• Work to be completed
Return the count of lines with the string "chính" in them, and nothing else.

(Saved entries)
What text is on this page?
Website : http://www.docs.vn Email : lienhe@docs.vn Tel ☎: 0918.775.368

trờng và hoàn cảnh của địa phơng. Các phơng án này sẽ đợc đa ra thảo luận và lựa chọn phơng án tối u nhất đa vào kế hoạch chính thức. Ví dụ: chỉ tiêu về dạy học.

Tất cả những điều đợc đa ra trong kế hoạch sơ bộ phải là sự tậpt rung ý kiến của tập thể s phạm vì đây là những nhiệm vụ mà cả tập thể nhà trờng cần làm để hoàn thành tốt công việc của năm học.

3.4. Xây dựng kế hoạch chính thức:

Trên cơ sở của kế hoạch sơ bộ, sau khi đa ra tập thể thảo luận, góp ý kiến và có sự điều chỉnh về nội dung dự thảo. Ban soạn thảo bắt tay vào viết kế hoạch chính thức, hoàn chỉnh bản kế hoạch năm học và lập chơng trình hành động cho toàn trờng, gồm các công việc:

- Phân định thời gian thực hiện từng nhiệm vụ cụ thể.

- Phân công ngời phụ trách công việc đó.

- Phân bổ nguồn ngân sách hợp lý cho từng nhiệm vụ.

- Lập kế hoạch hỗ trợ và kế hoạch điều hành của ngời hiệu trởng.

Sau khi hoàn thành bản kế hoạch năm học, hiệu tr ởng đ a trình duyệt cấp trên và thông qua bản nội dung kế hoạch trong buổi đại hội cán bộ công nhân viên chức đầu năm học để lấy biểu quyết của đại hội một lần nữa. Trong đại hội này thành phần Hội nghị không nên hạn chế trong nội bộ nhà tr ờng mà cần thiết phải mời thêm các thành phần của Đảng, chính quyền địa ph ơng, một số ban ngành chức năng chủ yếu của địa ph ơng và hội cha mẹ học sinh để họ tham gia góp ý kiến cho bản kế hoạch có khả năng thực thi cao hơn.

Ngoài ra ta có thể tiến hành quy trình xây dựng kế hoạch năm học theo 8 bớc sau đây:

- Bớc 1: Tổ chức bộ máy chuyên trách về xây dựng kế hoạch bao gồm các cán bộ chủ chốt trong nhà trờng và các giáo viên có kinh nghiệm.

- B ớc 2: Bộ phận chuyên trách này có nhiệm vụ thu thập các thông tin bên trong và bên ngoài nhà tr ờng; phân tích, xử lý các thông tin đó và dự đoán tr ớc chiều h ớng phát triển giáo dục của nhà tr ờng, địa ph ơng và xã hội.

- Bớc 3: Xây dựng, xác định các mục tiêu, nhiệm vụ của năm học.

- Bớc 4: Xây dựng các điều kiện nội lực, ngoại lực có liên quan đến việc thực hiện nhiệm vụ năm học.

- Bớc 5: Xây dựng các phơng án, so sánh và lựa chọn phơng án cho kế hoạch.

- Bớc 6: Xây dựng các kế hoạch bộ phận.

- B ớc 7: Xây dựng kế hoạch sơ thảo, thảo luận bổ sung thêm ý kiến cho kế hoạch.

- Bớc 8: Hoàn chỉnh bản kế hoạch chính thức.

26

...

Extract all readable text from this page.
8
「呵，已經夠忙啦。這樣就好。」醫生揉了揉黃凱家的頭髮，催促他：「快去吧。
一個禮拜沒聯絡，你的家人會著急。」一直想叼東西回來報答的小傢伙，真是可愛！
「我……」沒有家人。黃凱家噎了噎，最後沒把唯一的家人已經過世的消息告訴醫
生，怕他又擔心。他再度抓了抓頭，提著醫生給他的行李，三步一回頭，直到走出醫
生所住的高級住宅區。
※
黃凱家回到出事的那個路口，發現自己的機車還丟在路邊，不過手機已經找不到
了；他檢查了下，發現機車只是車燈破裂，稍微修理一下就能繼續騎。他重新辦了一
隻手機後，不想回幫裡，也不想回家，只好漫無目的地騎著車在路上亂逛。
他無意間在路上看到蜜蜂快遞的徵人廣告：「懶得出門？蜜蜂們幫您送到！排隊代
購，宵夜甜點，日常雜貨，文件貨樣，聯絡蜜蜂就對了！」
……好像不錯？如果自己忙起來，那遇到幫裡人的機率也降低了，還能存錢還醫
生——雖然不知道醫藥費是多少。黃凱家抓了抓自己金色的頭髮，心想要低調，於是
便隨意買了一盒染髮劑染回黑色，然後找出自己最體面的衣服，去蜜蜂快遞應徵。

--

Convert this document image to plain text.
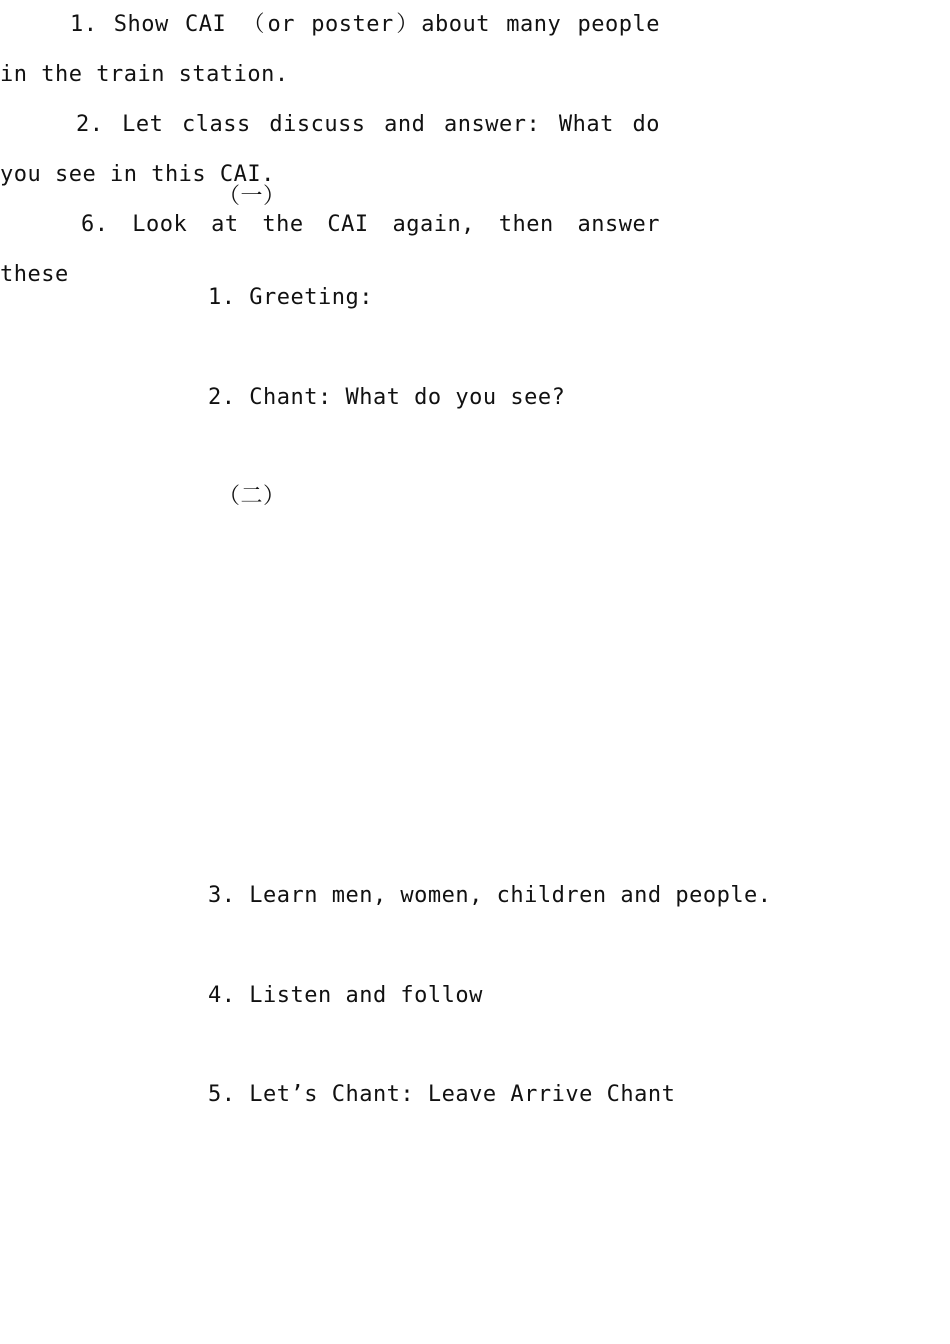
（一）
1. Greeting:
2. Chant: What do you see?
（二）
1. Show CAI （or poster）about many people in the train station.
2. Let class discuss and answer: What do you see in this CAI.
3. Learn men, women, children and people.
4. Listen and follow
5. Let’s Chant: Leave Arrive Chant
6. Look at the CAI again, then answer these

• The completed task
5